» **OBJECTIVE**: Please transcribe the data below exactly. Leave the pictures out.

» **DATA IN THIS EXERCISE**:

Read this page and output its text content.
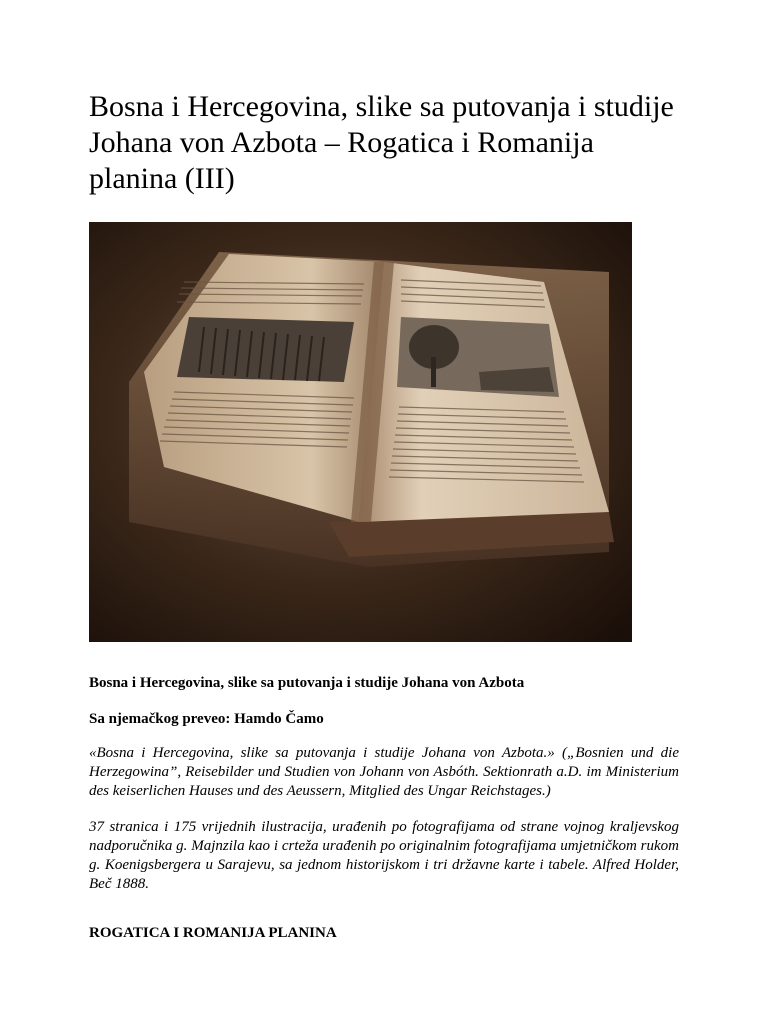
Bosna i Hercegovina, slike sa putovanja i studije Johana von Azbota – Rogatica i Romanija planina (III)

Bosna i Hercegovina, slike sa putovanja i studije Johana von Azbota

Sa njemačkog preveo: Hamdo Čamo

«Bosna i Hercegovina, slike sa putovanja i studije Johana von Azbota.» („Bosnien und die Herzegowina”, Reisebilder und Studien von Johann von Asbóth. Sektionrath a.D. im Ministerium des keiserlichen Hauses und des Aeussern, Mitglied des Ungar Reichstages.)

37 stranica i 175 vrijednih ilustracija, urađenih po fotografijama od strane vojnog kraljevskog nadporučnika g. Majnzila kao i crteža urađenih po originalnim fotografijama umjetničkom rukom g. Koenigsbergera u Sarajevu, sa jednom historijskom i tri državne karte i tabele. Alfred Holder, Beč 1888.

ROGATICA I ROMANIJA PLANINA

» **EXPECTED OUTPUT**:
Read this page and output its text content.
Bosna i Hercegovina, slike sa putovanja i studije Johana von Azbota – Rogatica i Romanija planina (III)

Bosna i Hercegovina, slike sa putovanja i studije Johana von Azbota

Sa njemačkog preveo: Hamdo Čamo

«Bosna i Hercegovina, slike sa putovanja i studije Johana von Azbota.» („Bosnien und die Herzegowina”, Reisebilder und Studien von Johann von Asbóth. Sektionrath a.D. im Ministerium des keiserlichen Hauses und des Aeussern, Mitglied des Ungar Reichstages.)

37 stranica i 175 vrijednih ilustracija, urađenih po fotografijama od strane vojnog kraljevskog nadporučnika g. Majnzila kao i crteža urađenih po originalnim fotografijama umjetničkom rukom g. Koenigsbergera u Sarajevu, sa jednom historijskom i tri državne karte i tabele. Alfred Holder, Beč 1888.

ROGATICA I ROMANIJA PLANINA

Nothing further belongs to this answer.